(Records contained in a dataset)
════

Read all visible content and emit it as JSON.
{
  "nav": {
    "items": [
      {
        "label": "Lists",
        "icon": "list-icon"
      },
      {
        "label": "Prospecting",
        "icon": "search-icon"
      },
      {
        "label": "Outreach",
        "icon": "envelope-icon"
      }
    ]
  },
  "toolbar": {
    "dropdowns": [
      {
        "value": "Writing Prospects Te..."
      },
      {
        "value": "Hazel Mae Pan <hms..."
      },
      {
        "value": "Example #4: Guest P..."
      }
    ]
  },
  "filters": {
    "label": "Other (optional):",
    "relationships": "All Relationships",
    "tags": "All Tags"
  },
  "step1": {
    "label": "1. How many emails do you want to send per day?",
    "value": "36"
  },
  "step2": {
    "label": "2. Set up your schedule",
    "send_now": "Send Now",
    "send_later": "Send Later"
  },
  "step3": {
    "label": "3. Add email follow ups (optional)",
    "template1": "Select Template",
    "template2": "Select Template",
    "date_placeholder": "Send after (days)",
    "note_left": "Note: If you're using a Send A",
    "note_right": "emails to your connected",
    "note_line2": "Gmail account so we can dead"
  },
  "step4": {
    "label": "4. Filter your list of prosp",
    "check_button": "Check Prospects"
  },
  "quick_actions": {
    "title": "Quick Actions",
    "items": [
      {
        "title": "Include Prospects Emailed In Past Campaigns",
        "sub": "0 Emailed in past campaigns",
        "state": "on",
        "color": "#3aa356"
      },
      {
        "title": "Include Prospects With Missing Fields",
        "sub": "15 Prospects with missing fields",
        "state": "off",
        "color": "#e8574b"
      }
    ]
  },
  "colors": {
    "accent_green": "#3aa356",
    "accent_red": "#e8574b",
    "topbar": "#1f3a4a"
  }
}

════

• [EXERCISE BRIEF]
Look through the material above and pick out each line holding the word "Template".

• [EXERCISE SOLUTION]
    "template1": "Select Template",
    "template2": "Select Template",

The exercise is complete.